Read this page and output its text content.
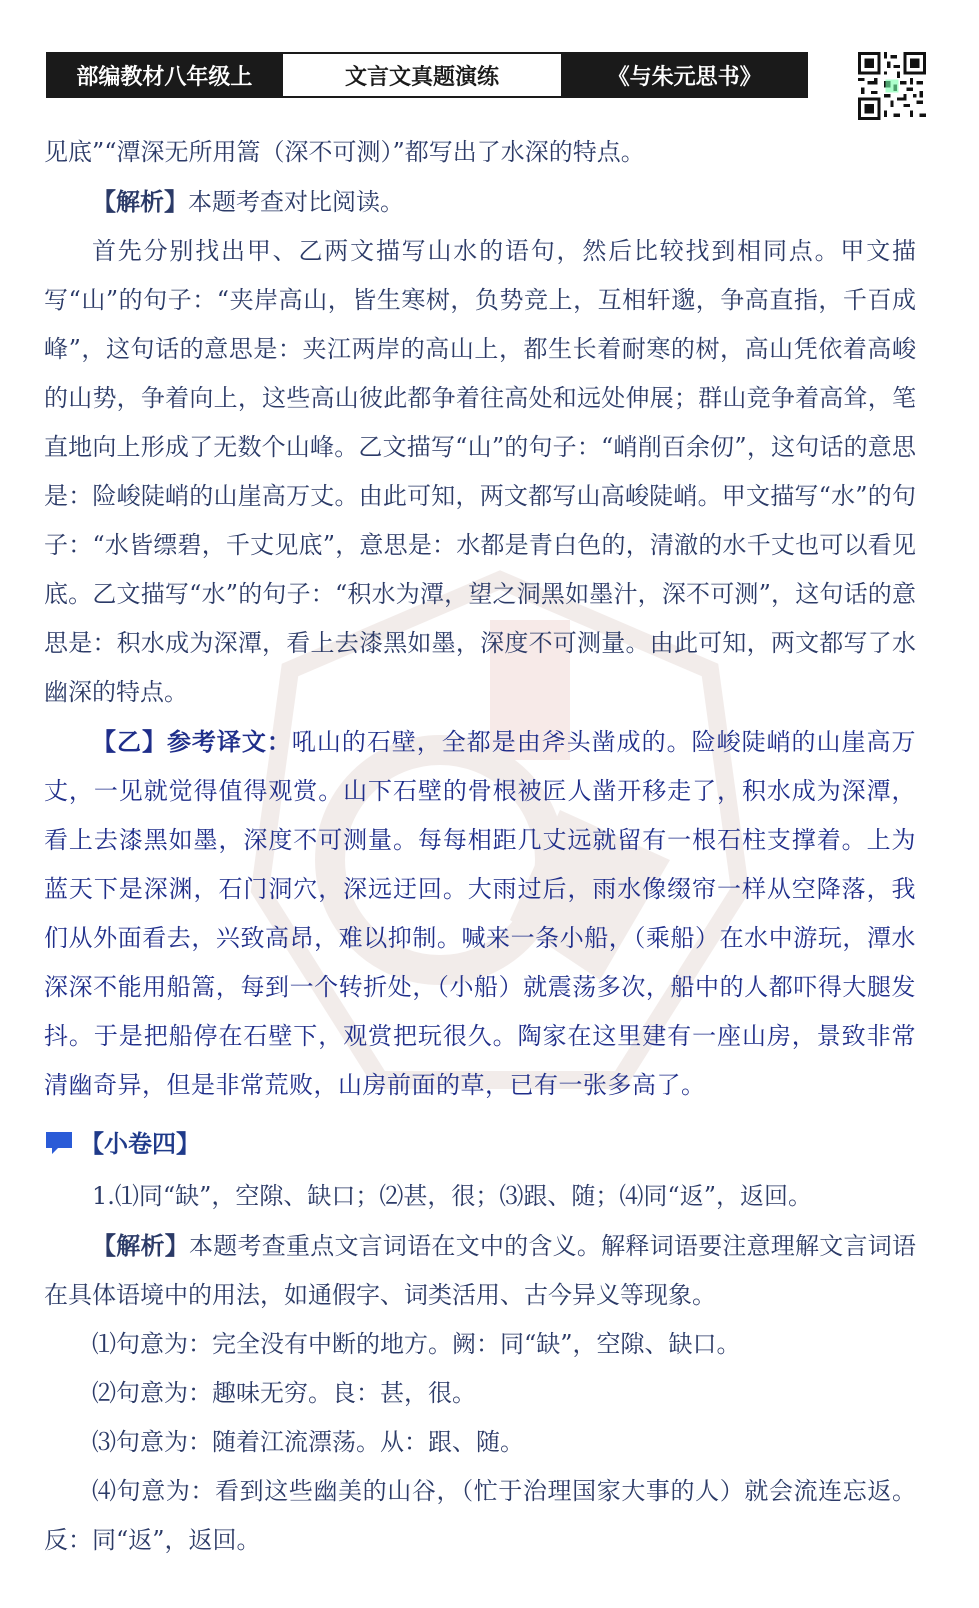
部编教材八年级上	文言文真题演练	《与朱元思书》

见底”“潭深无所用篙（深不可测）”都写出了水深的特点。

【解析】本题考查对比阅读。

首先分别找出甲、乙两文描写山水的语句，然后比较找到相同点。甲文描写“山”的句子：“夹岸高山，皆生寒树，负势竞上，互相轩邈，争高直指，千百成峰”，这句话的意思是：夹江两岸的高山上，都生长着耐寒的树，高山凭依着高峻的山势，争着向上，这些高山彼此都争着往高处和远处伸展；群山竞争着高耸，笔直地向上形成了无数个山峰。乙文描写“山”的句子：“峭削百余仞”，这句话的意思是：险峻陡峭的山崖高万丈。由此可知，两文都写山高峻陡峭。甲文描写“水”的句子：“水皆缥碧，千丈见底”，意思是：水都是青白色的，清澈的水千丈也可以看见底。乙文描写“水”的句子：“积水为潭，望之洞黑如墨汁，深不可测”，这句话的意思是：积水成为深潭，看上去漆黑如墨，深度不可测量。由此可知，两文都写了水幽深的特点。

【乙】参考译文：吼山的石壁，全都是由斧头凿成的。险峻陡峭的山崖高万丈，一见就觉得值得观赏。山下石壁的骨根被匠人凿开移走了，积水成为深潭，看上去漆黑如墨，深度不可测量。每每相距几丈远就留有一根石柱支撑着。上为蓝天下是深渊，石门洞穴，深远迂回。大雨过后，雨水像缀帘一样从空降落，我们从外面看去，兴致高昂，难以抑制。喊来一条小船，（乘船）在水中游玩，潭水深深不能用船篙，每到一个转折处，（小船）就震荡多次，船中的人都吓得大腿发抖。于是把船停在石壁下，观赏把玩很久。陶家在这里建有一座山房，景致非常清幽奇异，但是非常荒败，山房前面的草，已有一张多高了。

【小卷四】

1.⑴同“缺”，空隙、缺口；⑵甚，很；⑶跟、随；⑷同“返”，返回。

【解析】本题考查重点文言词语在文中的含义。解释词语要注意理解文言词语在具体语境中的用法，如通假字、词类活用、古今异义等现象。

⑴句意为：完全没有中断的地方。阙：同“缺”，空隙、缺口。

⑵句意为：趣味无穷。良：甚，很。

⑶句意为：随着江流漂荡。从：跟、随。

⑷句意为：看到这些幽美的山谷，（忙于治理国家大事的人）就会流连忘返。反：同“返”，返回。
***
__Required task__.
Send back the data above word for word, with the pictures left out.

__Worked answer__.
Read this page and output its text content.
部编教材八年级上	文言文真题演练	《与朱元思书》

见底”“潭深无所用篙（深不可测）”都写出了水深的特点。

【解析】本题考查对比阅读。

首先分别找出甲、乙两文描写山水的语句，然后比较找到相同点。甲文描写“山”的句子：“夹岸高山，皆生寒树，负势竞上，互相轩邈，争高直指，千百成峰”，这句话的意思是：夹江两岸的高山上，都生长着耐寒的树，高山凭依着高峻的山势，争着向上，这些高山彼此都争着往高处和远处伸展；群山竞争着高耸，笔直地向上形成了无数个山峰。乙文描写“山”的句子：“峭削百余仞”，这句话的意思是：险峻陡峭的山崖高万丈。由此可知，两文都写山高峻陡峭。甲文描写“水”的句子：“水皆缥碧，千丈见底”，意思是：水都是青白色的，清澈的水千丈也可以看见底。乙文描写“水”的句子：“积水为潭，望之洞黑如墨汁，深不可测”，这句话的意思是：积水成为深潭，看上去漆黑如墨，深度不可测量。由此可知，两文都写了水幽深的特点。

【乙】参考译文：吼山的石壁，全都是由斧头凿成的。险峻陡峭的山崖高万丈，一见就觉得值得观赏。山下石壁的骨根被匠人凿开移走了，积水成为深潭，看上去漆黑如墨，深度不可测量。每每相距几丈远就留有一根石柱支撑着。上为蓝天下是深渊，石门洞穴，深远迂回。大雨过后，雨水像缀帘一样从空降落，我们从外面看去，兴致高昂，难以抑制。喊来一条小船，（乘船）在水中游玩，潭水深深不能用船篙，每到一个转折处，（小船）就震荡多次，船中的人都吓得大腿发抖。于是把船停在石壁下，观赏把玩很久。陶家在这里建有一座山房，景致非常清幽奇异，但是非常荒败，山房前面的草，已有一张多高了。

【小卷四】

1.⑴同“缺”，空隙、缺口；⑵甚，很；⑶跟、随；⑷同“返”，返回。

【解析】本题考查重点文言词语在文中的含义。解释词语要注意理解文言词语在具体语境中的用法，如通假字、词类活用、古今异义等现象。

⑴句意为：完全没有中断的地方。阙：同“缺”，空隙、缺口。

⑵句意为：趣味无穷。良：甚，很。

⑶句意为：随着江流漂荡。从：跟、随。

⑷句意为：看到这些幽美的山谷，（忙于治理国家大事的人）就会流连忘返。反：同“返”，返回。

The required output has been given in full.